WORK TO DO
Go through the entries below and pick out every line with "into".
____ RECORD EXTRACTS
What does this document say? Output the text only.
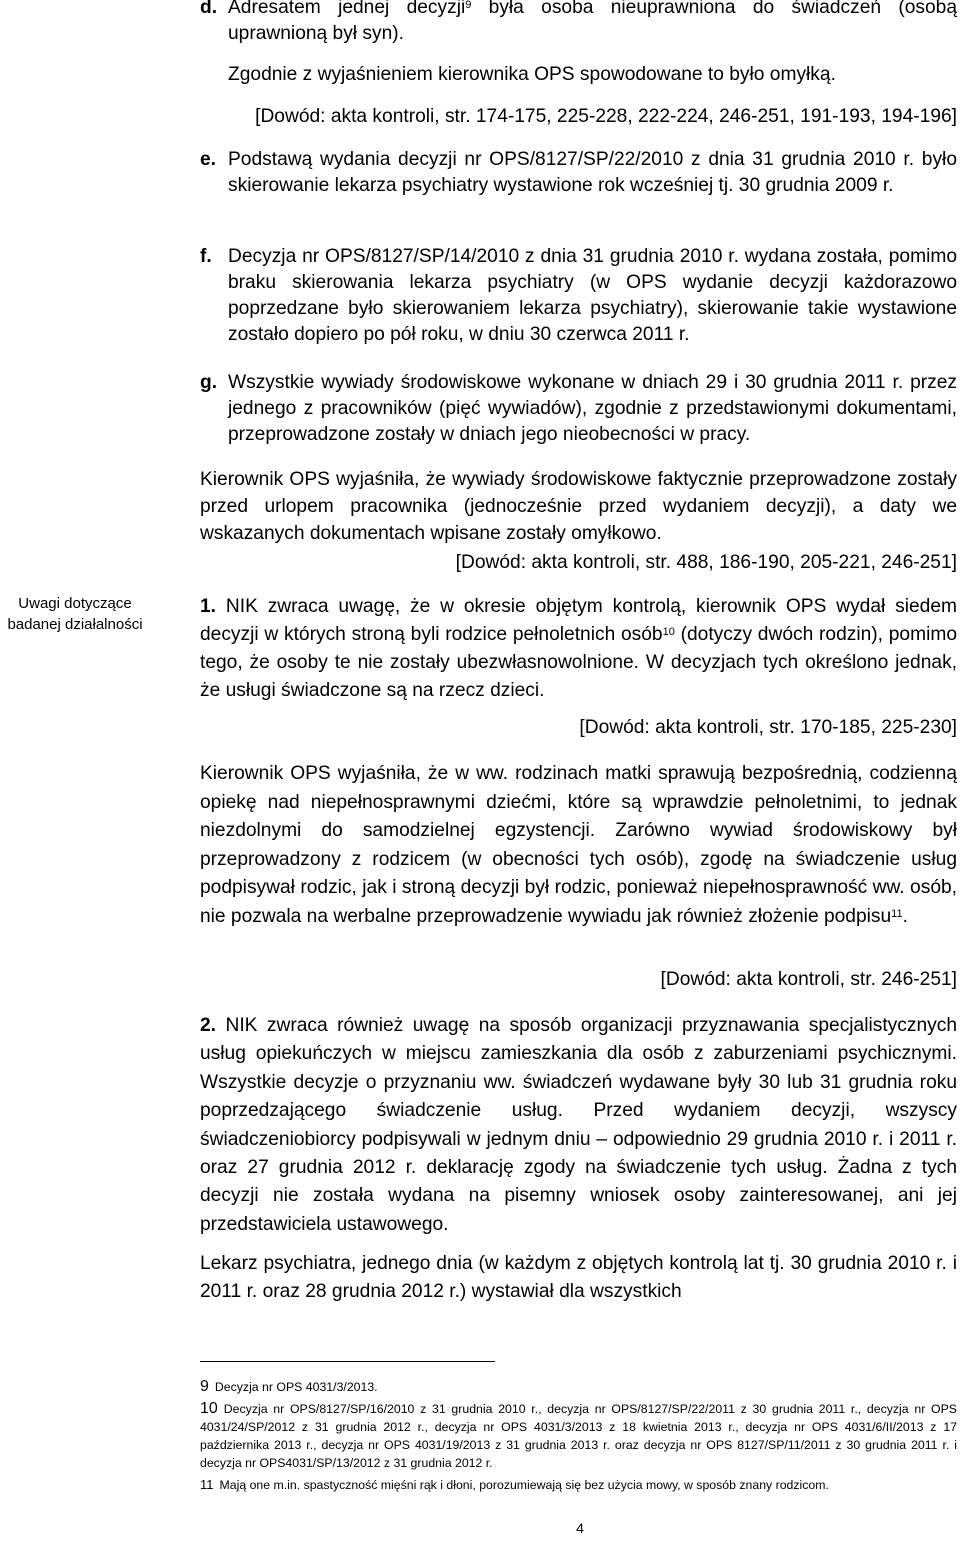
Uwagi dotyczące
badanej działalności
d. Adresatem jednej decyzji$^9$ była osoba nieuprawniona do świadczeń (osobą uprawnioną był syn).
Zgodnie z wyjaśnieniem kierownika OPS spowodowane to było omyłką.
[Dowód: akta kontroli, str. 174-175, 225-228, 222-224, 246-251, 191-193, 194-196]
e. Podstawą wydania decyzji nr OPS/8127/SP/22/2010 z dnia 31 grudnia 2010 r. było skierowanie lekarza psychiatry wystawione rok wcześniej tj. 30 grudnia 2009 r.
f. Decyzja nr OPS/8127/SP/14/2010 z dnia 31 grudnia 2010 r. wydana została, pomimo braku skierowania lekarza psychiatry (w OPS wydanie decyzji każdorazowo poprzedzane było skierowaniem lekarza psychiatry), skierowanie takie wystawione zostało dopiero po pół roku, w dniu 30 czerwca 2011 r.
g. Wszystkie wywiady środowiskowe wykonane w dniach 29 i 30 grudnia 2011 r. przez jednego z pracowników (pięć wywiadów), zgodnie z przedstawionymi dokumentami, przeprowadzone zostały w dniach jego nieobecności w pracy.

Kierownik OPS wyjaśniła, że wywiady środowiskowe faktycznie przeprowadzone zostały przed urlopem pracownika (jednocześnie przed wydaniem decyzji), a daty we wskazanych dokumentach wpisane zostały omyłkowo.

[Dowód: akta kontroli, str. 488, 186-190, 205-221, 246-251]

1. NIK zwraca uwagę, że w okresie objętym kontrolą, kierownik OPS wydał siedem decyzji w których stroną byli rodzice pełnoletnich osób$^{10}$ (dotyczy dwóch rodzin), pomimo tego, że osoby te nie zostały ubezwłasnowolnione. W decyzjach tych określono jednak, że usługi świadczone są na rzecz dzieci.

[Dowód: akta kontroli, str. 170-185, 225-230]

Kierownik OPS wyjaśniła, że w ww. rodzinach matki sprawują bezpośrednią, codzienną opiekę nad niepełnosprawnymi dziećmi, które są wprawdzie pełnoletnimi, to jednak niezdolnymi do samodzielnej egzystencji. Zarówno wywiad środowiskowy był przeprowadzony z rodzicem (w obecności tych osób), zgodę na świadczenie usług podpisywał rodzic, jak i stroną decyzji był rodzic, ponieważ niepełnosprawność ww. osób, nie pozwala na werbalne przeprowadzenie wywiadu jak również złożenie podpisu$^{11}$.

[Dowód: akta kontroli, str. 246-251]

2. NIK zwraca również uwagę na sposób organizacji przyznawania specjalistycznych usług opiekuńczych w miejscu zamieszkania dla osób z zaburzeniami psychicznymi. Wszystkie decyzje o przyznaniu ww. świadczeń wydawane były 30 lub 31 grudnia roku poprzedzającego świadczenie usług. Przed wydaniem decyzji, wszyscy świadczeniobiorcy podpisywali w jednym dniu – odpowiednio 29 grudnia 2010 r. i 2011 r. oraz 27 grudnia 2012 r. deklarację zgody na świadczenie tych usług. Żadna z tych decyzji nie została wydana na pisemny wniosek osoby zainteresowanej, ani jej przedstawiciela ustawowego.

Lekarz psychiatra, jednego dnia (w każdym z objętych kontrolą lat tj. 30 grudnia 2010 r. i 2011 r. oraz 28 grudnia 2012 r.) wystawiał dla wszystkich

9 Decyzja nr OPS 4031/3/2013.

10 Decyzja nr OPS/8127/SP/16/2010 z 31 grudnia 2010 r., decyzja nr OPS/8127/SP/22/2011 z 30 grudnia 2011 r., decyzja nr OPS 4031/24/SP/2012 z 31 grudnia 2012 r., decyzja nr OPS 4031/3/2013 z 18 kwietnia 2013 r., decyzja nr OPS 4031/6/II/2013 z 17 października 2013 r., decyzja nr OPS 4031/19/2013 z 31 grudnia 2013 r. oraz decyzja nr OPS 8127/SP/11/2011 z 30 grudnia 2011 r. i decyzja nr OPS4031/SP/13/2012 z 31 grudnia 2012 r.

11 Mają one m.in. spastyczność mięśni rąk i dłoni, porozumiewają się bez użycia mowy, w sposób znany rodzicom.

4
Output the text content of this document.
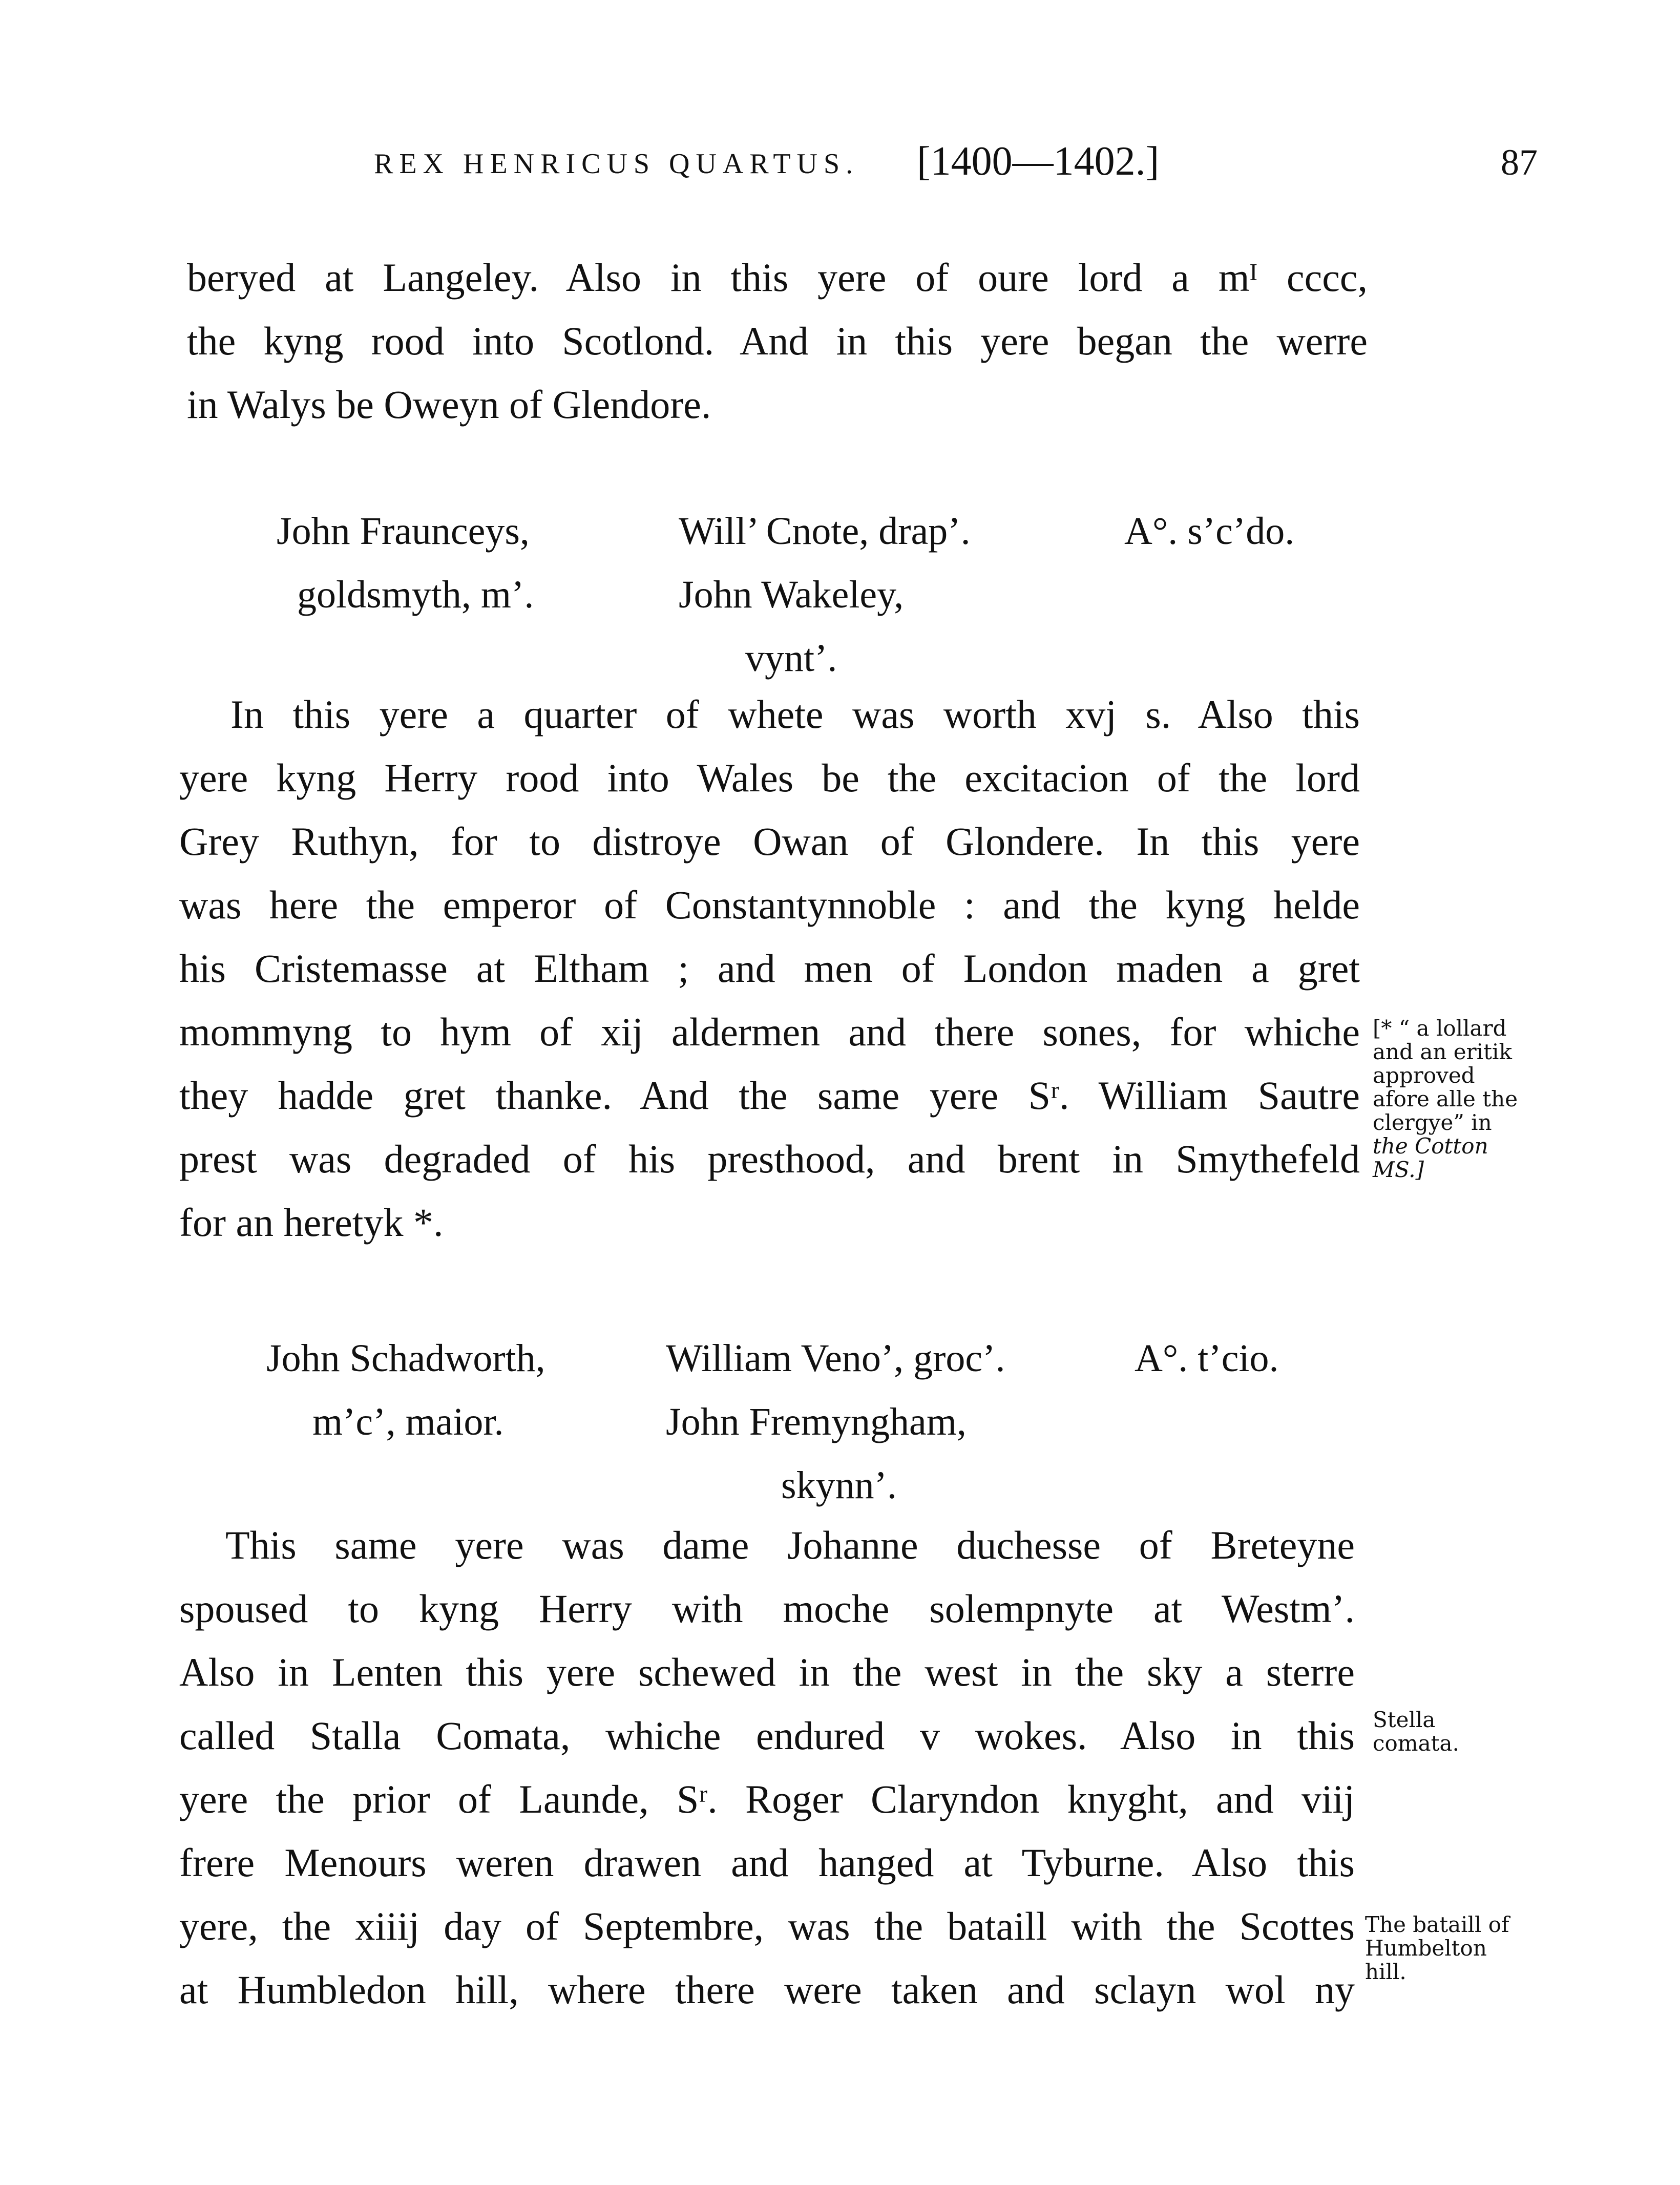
REX HENRICUS QUARTUS. [1400—1402.]	87
beryed at Langeley. Also in this yere of oure lord a mᴵ cccc,
the kyng rood into Scotlond. And in this yere began the werre
in Walys be Oweyn of Glendore.
John Frauncеys,
goldsmyth, m’.
Will’ Cnote, drap’.
John Wakeley,
vynt’.
A°. s’c’do.
In this yere a quarter of whete was worth xvj s. Also this
yere kyng Herry rood into Wales be the excitacion of the lord
Grey Ruthyn, for to distroye Owan of Glondere. In this yere
was here the emperor of Constantynnoble : and the kyng helde
his Cristemasse at Eltham ; and men of London maden a gret
mommyng to hym of xij aldermen and there sones, for whiche
they hadde gret thanke. And the same yere Sʳ. William Sautre
prest was degraded of his presthood, and brent in Smythefeld
for an heretyk *.
[* “ a lollard
and an eritik
approved
afore alle the
clergye” in
the Cotton
MS.]
John Schadworth,
m’c’, maior.
William Veno’, groc’.
John Fremyngham,
skynn’.
A°. t’cio.
This same yere was dame Johanne duchesse of Breteyne
spoused to kyng Herry with moche solempnyte at Westm’.
Also in Lenten this yere schewed in the west in the sky a sterre
called Stalla Comata, whiche endured v wokes. Also in this
yere the prior of Launde, Sʳ. Roger Claryndon knyght, and viij
frere Menours weren drawen and hanged at Tyburne. Also this
yere, the xiiij day of Septembre, was the bataill with the Scottes
at Humbledon hill, where there were taken and sclayn wol ny
Stella
comata.
The bataill of
Humbelton
hill.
________
EXERCISE RESPONSE
the kyng rood into Scotlond. And in this yere began the werre
yere kyng Herry rood into Wales be the excitacion of the lord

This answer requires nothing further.